Problem statement: Copy every line of the data that contains the string "ระบบ".

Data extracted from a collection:

+--

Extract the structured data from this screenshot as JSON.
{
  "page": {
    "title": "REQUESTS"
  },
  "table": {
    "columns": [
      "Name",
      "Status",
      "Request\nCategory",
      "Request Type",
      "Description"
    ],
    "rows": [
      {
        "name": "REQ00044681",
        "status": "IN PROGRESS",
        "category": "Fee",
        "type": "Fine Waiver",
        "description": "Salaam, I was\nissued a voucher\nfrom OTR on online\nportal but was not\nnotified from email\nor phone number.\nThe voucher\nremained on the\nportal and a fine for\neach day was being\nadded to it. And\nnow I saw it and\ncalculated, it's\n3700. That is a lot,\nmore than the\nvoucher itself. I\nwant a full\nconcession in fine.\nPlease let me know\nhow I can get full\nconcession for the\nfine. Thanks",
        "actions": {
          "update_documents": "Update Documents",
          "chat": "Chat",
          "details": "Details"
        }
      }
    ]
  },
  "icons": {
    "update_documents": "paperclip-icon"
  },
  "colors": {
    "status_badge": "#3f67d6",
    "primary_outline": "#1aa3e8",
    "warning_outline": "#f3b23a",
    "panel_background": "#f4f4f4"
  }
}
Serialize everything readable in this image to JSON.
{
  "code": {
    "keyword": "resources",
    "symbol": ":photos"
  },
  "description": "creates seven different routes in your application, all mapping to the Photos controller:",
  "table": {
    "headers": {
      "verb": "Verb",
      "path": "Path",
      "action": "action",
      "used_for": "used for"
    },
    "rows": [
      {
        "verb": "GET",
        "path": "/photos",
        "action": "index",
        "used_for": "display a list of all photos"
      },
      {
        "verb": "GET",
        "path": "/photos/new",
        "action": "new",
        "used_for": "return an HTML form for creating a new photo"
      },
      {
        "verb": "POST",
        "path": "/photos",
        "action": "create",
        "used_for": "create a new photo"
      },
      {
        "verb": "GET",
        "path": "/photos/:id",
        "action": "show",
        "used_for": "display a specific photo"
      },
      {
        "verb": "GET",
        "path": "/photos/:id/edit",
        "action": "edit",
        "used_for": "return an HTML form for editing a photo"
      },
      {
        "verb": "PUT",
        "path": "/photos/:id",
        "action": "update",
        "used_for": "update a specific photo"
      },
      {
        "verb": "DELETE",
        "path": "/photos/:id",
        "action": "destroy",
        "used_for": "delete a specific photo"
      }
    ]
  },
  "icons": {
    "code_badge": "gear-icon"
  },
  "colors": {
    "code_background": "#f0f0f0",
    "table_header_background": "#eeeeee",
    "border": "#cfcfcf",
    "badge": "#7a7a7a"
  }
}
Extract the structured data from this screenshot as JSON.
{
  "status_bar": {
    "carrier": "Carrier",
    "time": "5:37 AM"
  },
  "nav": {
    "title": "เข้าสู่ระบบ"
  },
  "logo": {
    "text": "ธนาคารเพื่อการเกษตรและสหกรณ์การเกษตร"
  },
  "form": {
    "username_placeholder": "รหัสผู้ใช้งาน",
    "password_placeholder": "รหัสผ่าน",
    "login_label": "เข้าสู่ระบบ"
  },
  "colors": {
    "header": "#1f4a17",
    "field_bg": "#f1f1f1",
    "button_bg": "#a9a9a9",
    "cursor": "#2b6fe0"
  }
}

+--

Exercise answer:
    "title": "เข้าสู่ระบบ"
    "login_label": "เข้าสู่ระบบ"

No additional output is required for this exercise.